━━━━━ Supplied information ━━━━━

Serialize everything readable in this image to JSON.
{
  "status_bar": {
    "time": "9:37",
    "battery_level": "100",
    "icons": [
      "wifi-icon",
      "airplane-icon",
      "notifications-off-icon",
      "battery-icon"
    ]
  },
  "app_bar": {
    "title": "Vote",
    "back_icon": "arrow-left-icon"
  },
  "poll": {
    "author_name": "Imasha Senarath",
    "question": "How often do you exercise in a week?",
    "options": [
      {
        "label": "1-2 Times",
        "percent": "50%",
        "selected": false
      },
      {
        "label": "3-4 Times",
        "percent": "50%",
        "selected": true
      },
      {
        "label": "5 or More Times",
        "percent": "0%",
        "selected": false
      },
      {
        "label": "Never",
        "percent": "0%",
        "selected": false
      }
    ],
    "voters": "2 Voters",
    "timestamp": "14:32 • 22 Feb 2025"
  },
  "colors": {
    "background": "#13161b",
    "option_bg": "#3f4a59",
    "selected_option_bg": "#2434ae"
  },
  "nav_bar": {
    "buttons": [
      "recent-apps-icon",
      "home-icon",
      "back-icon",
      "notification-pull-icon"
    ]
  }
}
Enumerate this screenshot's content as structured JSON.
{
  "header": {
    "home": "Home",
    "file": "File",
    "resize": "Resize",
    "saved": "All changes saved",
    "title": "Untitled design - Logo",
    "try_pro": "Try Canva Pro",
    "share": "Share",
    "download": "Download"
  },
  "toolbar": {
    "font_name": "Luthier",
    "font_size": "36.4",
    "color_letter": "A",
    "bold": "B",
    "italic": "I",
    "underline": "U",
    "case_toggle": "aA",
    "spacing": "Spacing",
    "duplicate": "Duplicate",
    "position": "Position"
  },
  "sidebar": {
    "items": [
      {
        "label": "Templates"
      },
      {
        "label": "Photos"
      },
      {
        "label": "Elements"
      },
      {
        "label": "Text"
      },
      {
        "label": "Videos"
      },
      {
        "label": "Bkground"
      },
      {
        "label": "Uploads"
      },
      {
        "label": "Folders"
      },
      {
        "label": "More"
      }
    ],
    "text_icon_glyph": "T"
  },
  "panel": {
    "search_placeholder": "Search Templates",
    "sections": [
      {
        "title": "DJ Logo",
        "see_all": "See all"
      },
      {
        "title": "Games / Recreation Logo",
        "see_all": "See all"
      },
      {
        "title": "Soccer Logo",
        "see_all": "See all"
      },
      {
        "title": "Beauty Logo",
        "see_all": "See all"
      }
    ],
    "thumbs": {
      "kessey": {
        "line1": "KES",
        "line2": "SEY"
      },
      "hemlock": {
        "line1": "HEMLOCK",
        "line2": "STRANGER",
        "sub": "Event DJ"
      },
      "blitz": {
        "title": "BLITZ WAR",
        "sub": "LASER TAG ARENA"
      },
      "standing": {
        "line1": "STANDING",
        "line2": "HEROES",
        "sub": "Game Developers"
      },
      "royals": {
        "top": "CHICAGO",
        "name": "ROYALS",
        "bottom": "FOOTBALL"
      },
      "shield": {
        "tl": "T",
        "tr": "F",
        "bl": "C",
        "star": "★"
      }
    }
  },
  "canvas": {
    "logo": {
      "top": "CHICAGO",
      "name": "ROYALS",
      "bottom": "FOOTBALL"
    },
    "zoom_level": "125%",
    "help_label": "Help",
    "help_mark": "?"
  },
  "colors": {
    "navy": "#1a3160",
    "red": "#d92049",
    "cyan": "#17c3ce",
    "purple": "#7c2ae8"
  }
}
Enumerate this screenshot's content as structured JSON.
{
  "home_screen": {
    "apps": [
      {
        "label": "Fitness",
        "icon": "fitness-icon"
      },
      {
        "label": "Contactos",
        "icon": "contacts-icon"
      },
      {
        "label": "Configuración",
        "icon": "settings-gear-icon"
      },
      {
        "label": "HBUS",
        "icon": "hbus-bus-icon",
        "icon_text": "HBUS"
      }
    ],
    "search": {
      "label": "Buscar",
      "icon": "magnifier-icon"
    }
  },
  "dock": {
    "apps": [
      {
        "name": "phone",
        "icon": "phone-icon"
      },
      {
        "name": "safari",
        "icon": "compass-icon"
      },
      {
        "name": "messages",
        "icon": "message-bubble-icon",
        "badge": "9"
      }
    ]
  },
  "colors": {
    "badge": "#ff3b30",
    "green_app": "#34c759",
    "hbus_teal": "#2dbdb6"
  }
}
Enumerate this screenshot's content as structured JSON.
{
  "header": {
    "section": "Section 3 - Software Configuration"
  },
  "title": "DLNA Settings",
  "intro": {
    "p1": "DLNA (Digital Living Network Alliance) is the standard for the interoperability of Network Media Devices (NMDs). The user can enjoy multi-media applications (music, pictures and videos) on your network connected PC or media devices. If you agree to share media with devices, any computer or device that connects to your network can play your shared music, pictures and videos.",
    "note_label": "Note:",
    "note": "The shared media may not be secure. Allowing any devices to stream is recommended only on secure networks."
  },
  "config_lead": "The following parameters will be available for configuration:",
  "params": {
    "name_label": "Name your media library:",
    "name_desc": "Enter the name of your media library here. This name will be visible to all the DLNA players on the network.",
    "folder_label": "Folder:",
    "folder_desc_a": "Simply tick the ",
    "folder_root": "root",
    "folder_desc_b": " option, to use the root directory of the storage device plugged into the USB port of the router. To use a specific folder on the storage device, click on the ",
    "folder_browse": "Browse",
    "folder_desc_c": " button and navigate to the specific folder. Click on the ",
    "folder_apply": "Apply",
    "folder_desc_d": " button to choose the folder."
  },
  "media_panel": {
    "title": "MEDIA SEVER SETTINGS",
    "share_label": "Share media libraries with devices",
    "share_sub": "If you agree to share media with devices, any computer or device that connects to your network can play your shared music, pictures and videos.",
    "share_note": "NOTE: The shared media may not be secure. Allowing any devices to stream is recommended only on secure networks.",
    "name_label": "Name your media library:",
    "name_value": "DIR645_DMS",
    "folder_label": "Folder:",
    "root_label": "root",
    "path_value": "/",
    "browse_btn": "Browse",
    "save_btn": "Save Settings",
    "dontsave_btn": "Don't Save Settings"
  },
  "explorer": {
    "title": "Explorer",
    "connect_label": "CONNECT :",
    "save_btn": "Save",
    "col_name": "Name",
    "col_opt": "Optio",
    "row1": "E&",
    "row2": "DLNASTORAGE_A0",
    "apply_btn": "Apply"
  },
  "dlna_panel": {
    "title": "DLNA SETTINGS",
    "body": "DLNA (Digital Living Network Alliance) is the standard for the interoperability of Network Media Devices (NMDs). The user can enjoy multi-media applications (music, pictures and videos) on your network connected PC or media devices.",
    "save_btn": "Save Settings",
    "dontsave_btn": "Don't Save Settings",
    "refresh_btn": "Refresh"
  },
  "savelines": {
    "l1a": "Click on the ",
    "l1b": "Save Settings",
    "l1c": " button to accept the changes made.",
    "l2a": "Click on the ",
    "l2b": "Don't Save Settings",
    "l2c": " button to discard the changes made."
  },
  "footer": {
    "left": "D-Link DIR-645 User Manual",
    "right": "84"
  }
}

━━━━━

(Requirements): Your task is to give the records above again, exactly.

(Problem solution):
Serialize everything readable in this image to JSON.
{
  "status_bar": {
    "time": "9:37",
    "battery_level": "100",
    "icons": [
      "wifi-icon",
      "airplane-icon",
      "notifications-off-icon",
      "battery-icon"
    ]
  },
  "app_bar": {
    "title": "Vote",
    "back_icon": "arrow-left-icon"
  },
  "poll": {
    "author_name": "Imasha Senarath",
    "question": "How often do you exercise in a week?",
    "options": [
      {
        "label": "1-2 Times",
        "percent": "50%",
        "selected": false
      },
      {
        "label": "3-4 Times",
        "percent": "50%",
        "selected": true
      },
      {
        "label": "5 or More Times",
        "percent": "0%",
        "selected": false
      },
      {
        "label": "Never",
        "percent": "0%",
        "selected": false
      }
    ],
    "voters": "2 Voters",
    "timestamp": "14:32 • 22 Feb 2025"
  },
  "colors": {
    "background": "#13161b",
    "option_bg": "#3f4a59",
    "selected_option_bg": "#2434ae"
  },
  "nav_bar": {
    "buttons": [
      "recent-apps-icon",
      "home-icon",
      "back-icon",
      "notification-pull-icon"
    ]
  }
}
Enumerate this screenshot's content as structured JSON.
{
  "header": {
    "home": "Home",
    "file": "File",
    "resize": "Resize",
    "saved": "All changes saved",
    "title": "Untitled design - Logo",
    "try_pro": "Try Canva Pro",
    "share": "Share",
    "download": "Download"
  },
  "toolbar": {
    "font_name": "Luthier",
    "font_size": "36.4",
    "color_letter": "A",
    "bold": "B",
    "italic": "I",
    "underline": "U",
    "case_toggle": "aA",
    "spacing": "Spacing",
    "duplicate": "Duplicate",
    "position": "Position"
  },
  "sidebar": {
    "items": [
      {
        "label": "Templates"
      },
      {
        "label": "Photos"
      },
      {
        "label": "Elements"
      },
      {
        "label": "Text"
      },
      {
        "label": "Videos"
      },
      {
        "label": "Bkground"
      },
      {
        "label": "Uploads"
      },
      {
        "label": "Folders"
      },
      {
        "label": "More"
      }
    ],
    "text_icon_glyph": "T"
  },
  "panel": {
    "search_placeholder": "Search Templates",
    "sections": [
      {
        "title": "DJ Logo",
        "see_all": "See all"
      },
      {
        "title": "Games / Recreation Logo",
        "see_all": "See all"
      },
      {
        "title": "Soccer Logo",
        "see_all": "See all"
      },
      {
        "title": "Beauty Logo",
        "see_all": "See all"
      }
    ],
    "thumbs": {
      "kessey": {
        "line1": "KES",
        "line2": "SEY"
      },
      "hemlock": {
        "line1": "HEMLOCK",
        "line2": "STRANGER",
        "sub": "Event DJ"
      },
      "blitz": {
        "title": "BLITZ WAR",
        "sub": "LASER TAG ARENA"
      },
      "standing": {
        "line1": "STANDING",
        "line2": "HEROES",
        "sub": "Game Developers"
      },
      "royals": {
        "top": "CHICAGO",
        "name": "ROYALS",
        "bottom": "FOOTBALL"
      },
      "shield": {
        "tl": "T",
        "tr": "F",
        "bl": "C",
        "star": "★"
      }
    }
  },
  "canvas": {
    "logo": {
      "top": "CHICAGO",
      "name": "ROYALS",
      "bottom": "FOOTBALL"
    },
    "zoom_level": "125%",
    "help_label": "Help",
    "help_mark": "?"
  },
  "colors": {
    "navy": "#1a3160",
    "red": "#d92049",
    "cyan": "#17c3ce",
    "purple": "#7c2ae8"
  }
}
Enumerate this screenshot's content as structured JSON.
{
  "home_screen": {
    "apps": [
      {
        "label": "Fitness",
        "icon": "fitness-icon"
      },
      {
        "label": "Contactos",
        "icon": "contacts-icon"
      },
      {
        "label": "Configuración",
        "icon": "settings-gear-icon"
      },
      {
        "label": "HBUS",
        "icon": "hbus-bus-icon",
        "icon_text": "HBUS"
      }
    ],
    "search": {
      "label": "Buscar",
      "icon": "magnifier-icon"
    }
  },
  "dock": {
    "apps": [
      {
        "name": "phone",
        "icon": "phone-icon"
      },
      {
        "name": "safari",
        "icon": "compass-icon"
      },
      {
        "name": "messages",
        "icon": "message-bubble-icon",
        "badge": "9"
      }
    ]
  },
  "colors": {
    "badge": "#ff3b30",
    "green_app": "#34c759",
    "hbus_teal": "#2dbdb6"
  }
}
Enumerate this screenshot's content as structured JSON.
{
  "header": {
    "section": "Section 3 - Software Configuration"
  },
  "title": "DLNA Settings",
  "intro": {
    "p1": "DLNA (Digital Living Network Alliance) is the standard for the interoperability of Network Media Devices (NMDs). The user can enjoy multi-media applications (music, pictures and videos) on your network connected PC or media devices. If you agree to share media with devices, any computer or device that connects to your network can play your shared music, pictures and videos.",
    "note_label": "Note:",
    "note": "The shared media may not be secure. Allowing any devices to stream is recommended only on secure networks."
  },
  "config_lead": "The following parameters will be available for configuration:",
  "params": {
    "name_label": "Name your media library:",
    "name_desc": "Enter the name of your media library here. This name will be visible to all the DLNA players on the network.",
    "folder_label": "Folder:",
    "folder_desc_a": "Simply tick the ",
    "folder_root": "root",
    "folder_desc_b": " option, to use the root directory of the storage device plugged into the USB port of the router. To use a specific folder on the storage device, click on the ",
    "folder_browse": "Browse",
    "folder_desc_c": " button and navigate to the specific folder. Click on the ",
    "folder_apply": "Apply",
    "folder_desc_d": " button to choose the folder."
  },
  "media_panel": {
    "title": "MEDIA SEVER SETTINGS",
    "share_label": "Share media libraries with devices",
    "share_sub": "If you agree to share media with devices, any computer or device that connects to your network can play your shared music, pictures and videos.",
    "share_note": "NOTE: The shared media may not be secure. Allowing any devices to stream is recommended only on secure networks.",
    "name_label": "Name your media library:",
    "name_value": "DIR645_DMS",
    "folder_label": "Folder:",
    "root_label": "root",
    "path_value": "/",
    "browse_btn": "Browse",
    "save_btn": "Save Settings",
    "dontsave_btn": "Don't Save Settings"
  },
  "explorer": {
    "title": "Explorer",
    "connect_label": "CONNECT :",
    "save_btn": "Save",
    "col_name": "Name",
    "col_opt": "Optio",
    "row1": "E&",
    "row2": "DLNASTORAGE_A0",
    "apply_btn": "Apply"
  },
  "dlna_panel": {
    "title": "DLNA SETTINGS",
    "body": "DLNA (Digital Living Network Alliance) is the standard for the interoperability of Network Media Devices (NMDs). The user can enjoy multi-media applications (music, pictures and videos) on your network connected PC or media devices.",
    "save_btn": "Save Settings",
    "dontsave_btn": "Don't Save Settings",
    "refresh_btn": "Refresh"
  },
  "savelines": {
    "l1a": "Click on the ",
    "l1b": "Save Settings",
    "l1c": " button to accept the changes made.",
    "l2a": "Click on the ",
    "l2b": "Don't Save Settings",
    "l2c": " button to discard the changes made."
  },
  "footer": {
    "left": "D-Link DIR-645 User Manual",
    "right": "84"
  }
}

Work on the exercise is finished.